_DO THIS_
Find how many lines of the listing include the string "will", and report only that figure.

_MATERIAL FOR THIS EXERCISE_
= = = =
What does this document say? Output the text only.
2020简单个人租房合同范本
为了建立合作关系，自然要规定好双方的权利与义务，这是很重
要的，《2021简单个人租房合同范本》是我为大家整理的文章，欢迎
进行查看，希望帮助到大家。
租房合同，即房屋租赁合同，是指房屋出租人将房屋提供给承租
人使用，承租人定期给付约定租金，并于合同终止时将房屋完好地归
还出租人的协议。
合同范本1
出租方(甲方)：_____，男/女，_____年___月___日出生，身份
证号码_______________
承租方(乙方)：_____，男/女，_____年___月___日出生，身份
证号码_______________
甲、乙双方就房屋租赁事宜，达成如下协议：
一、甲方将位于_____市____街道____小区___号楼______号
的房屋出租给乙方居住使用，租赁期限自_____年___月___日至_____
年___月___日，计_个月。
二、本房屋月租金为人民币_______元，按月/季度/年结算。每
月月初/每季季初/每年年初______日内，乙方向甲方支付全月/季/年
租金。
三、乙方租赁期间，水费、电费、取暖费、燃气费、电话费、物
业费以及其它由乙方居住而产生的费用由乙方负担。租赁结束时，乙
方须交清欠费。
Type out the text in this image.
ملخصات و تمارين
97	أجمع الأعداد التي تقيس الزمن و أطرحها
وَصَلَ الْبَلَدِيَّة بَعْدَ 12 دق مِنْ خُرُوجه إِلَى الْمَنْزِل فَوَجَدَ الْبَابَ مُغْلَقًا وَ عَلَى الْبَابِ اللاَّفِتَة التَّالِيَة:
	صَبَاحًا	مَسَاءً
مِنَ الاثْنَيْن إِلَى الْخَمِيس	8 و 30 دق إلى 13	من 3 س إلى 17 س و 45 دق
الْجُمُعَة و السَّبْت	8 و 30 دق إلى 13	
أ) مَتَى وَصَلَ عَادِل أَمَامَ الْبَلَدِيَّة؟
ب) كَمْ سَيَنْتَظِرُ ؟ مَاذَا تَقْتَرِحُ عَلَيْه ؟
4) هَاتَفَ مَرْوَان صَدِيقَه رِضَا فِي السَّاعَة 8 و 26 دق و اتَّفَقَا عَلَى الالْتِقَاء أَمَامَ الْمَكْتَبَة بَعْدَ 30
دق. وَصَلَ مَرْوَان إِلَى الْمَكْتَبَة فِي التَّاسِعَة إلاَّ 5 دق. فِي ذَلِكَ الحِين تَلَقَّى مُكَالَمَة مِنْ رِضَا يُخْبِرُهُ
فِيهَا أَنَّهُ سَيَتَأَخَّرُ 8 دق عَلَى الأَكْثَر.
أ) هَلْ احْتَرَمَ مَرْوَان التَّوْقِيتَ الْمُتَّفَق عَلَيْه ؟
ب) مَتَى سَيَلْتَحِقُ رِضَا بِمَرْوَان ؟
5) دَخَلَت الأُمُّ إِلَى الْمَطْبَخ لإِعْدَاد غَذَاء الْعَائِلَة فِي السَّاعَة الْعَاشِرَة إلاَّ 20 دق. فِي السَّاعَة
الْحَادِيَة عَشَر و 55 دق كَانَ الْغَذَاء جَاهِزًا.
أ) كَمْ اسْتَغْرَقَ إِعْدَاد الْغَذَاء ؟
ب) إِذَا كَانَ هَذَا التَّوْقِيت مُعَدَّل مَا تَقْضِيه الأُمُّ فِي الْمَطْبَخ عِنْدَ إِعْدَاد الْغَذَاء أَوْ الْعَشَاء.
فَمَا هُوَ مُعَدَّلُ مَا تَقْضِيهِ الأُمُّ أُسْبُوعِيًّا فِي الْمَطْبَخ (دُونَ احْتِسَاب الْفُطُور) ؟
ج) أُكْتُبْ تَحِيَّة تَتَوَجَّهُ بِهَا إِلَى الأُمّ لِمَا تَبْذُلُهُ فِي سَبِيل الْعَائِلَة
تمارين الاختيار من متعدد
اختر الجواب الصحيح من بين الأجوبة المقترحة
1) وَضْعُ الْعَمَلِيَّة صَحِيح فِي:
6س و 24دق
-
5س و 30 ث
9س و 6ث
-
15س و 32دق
= = = =
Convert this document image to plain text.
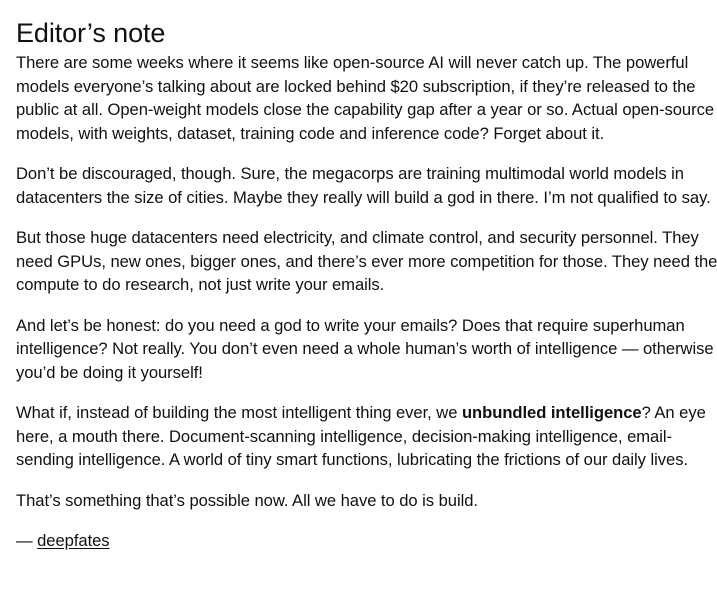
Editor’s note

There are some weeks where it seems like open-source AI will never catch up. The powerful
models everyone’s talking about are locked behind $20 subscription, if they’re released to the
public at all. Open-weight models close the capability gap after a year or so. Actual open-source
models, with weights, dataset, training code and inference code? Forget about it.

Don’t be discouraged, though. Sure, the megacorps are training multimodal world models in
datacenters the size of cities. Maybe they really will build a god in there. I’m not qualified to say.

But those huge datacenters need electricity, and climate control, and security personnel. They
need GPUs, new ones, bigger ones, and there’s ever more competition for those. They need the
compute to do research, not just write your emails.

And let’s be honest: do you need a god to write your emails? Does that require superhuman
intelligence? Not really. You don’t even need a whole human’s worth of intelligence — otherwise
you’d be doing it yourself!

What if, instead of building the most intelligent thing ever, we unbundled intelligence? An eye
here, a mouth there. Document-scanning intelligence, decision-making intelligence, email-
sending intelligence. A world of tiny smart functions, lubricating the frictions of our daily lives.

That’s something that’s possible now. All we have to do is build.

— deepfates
= = = =
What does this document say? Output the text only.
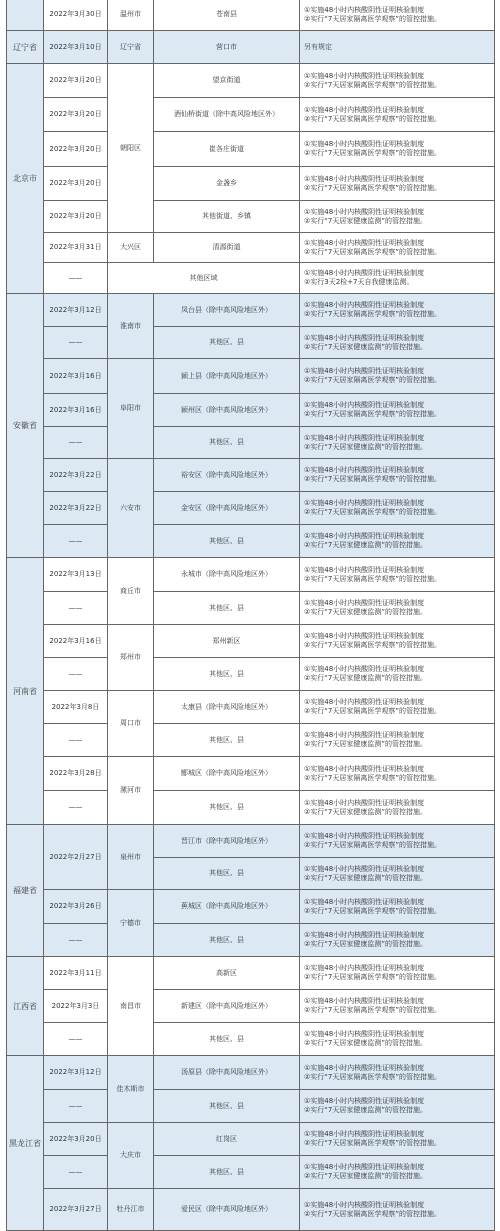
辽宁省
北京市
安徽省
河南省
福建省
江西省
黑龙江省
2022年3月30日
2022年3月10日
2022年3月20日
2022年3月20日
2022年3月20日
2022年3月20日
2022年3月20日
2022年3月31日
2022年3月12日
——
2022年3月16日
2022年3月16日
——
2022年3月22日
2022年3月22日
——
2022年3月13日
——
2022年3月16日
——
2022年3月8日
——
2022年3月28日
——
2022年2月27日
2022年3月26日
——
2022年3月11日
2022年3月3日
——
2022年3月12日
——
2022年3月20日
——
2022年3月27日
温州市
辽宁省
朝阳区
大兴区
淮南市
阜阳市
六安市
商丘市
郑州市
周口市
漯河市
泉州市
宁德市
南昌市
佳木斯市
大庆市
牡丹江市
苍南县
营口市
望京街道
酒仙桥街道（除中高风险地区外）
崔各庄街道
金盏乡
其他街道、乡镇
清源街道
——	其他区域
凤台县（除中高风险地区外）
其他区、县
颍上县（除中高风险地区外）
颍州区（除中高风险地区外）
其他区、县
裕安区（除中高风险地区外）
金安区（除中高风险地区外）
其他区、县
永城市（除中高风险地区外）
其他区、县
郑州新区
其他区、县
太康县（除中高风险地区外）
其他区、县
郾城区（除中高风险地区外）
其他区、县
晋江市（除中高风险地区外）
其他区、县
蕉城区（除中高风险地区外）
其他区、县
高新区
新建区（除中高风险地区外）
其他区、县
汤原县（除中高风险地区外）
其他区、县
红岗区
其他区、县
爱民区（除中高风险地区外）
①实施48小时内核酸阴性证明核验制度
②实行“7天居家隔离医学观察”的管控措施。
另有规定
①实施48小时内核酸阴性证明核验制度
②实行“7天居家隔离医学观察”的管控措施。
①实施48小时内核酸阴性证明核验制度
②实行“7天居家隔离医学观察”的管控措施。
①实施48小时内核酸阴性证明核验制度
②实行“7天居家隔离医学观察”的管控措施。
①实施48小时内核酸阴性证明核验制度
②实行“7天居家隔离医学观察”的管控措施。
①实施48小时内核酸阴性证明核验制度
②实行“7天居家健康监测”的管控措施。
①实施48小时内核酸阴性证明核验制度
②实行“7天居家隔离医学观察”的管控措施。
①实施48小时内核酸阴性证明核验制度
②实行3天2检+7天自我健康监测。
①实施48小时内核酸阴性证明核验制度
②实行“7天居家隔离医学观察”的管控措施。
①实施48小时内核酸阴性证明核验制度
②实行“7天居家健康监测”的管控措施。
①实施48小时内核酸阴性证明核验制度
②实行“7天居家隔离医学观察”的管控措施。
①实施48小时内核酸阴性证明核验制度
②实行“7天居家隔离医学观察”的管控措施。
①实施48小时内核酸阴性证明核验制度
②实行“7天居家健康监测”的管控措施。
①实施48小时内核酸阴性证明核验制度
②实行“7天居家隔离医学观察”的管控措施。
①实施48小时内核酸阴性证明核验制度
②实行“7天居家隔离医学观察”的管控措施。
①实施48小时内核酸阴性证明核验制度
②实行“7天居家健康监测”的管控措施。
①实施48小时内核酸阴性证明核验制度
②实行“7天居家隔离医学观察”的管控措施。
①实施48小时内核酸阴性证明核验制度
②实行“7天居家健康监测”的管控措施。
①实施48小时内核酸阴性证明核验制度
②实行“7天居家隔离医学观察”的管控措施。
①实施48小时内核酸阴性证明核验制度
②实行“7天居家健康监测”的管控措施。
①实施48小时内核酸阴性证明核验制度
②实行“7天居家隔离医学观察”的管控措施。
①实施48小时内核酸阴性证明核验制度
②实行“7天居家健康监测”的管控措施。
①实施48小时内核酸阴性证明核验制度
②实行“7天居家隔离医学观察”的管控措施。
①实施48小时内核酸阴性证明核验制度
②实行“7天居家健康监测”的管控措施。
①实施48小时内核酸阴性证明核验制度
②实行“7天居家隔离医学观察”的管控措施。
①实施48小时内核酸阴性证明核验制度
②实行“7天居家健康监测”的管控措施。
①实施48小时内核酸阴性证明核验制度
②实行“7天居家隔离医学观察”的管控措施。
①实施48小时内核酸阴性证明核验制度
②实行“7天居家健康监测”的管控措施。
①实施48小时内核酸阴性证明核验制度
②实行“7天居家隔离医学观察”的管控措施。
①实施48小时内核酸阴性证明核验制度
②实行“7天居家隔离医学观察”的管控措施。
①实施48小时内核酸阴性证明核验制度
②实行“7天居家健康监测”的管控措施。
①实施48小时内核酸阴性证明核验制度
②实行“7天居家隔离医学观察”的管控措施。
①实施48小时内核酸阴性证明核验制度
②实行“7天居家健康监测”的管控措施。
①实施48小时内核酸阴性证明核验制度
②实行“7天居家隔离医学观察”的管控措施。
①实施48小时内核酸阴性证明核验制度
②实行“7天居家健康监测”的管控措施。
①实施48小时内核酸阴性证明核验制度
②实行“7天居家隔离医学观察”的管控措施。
= = = =
_RESULT OF THIS TASK_
2